-- Material for this task start --
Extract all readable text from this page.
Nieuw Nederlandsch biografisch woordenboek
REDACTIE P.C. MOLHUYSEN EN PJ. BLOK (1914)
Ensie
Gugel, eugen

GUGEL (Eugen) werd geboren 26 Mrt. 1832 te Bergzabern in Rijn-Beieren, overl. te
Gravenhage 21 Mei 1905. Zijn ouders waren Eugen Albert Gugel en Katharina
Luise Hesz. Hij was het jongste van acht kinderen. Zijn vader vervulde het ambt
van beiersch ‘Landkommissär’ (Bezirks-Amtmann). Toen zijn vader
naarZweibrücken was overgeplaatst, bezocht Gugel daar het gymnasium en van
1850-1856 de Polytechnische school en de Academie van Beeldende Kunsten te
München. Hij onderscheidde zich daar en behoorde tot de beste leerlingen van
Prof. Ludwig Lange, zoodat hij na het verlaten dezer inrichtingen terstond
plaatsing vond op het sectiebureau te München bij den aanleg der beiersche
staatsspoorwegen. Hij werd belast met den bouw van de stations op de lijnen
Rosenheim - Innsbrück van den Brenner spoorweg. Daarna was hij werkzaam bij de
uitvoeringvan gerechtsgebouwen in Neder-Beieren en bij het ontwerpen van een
-- Material for this task end --
» **Work to do**: Report the number of lines containing the string "werd" and add nothing to it.

» **The completed task**: 2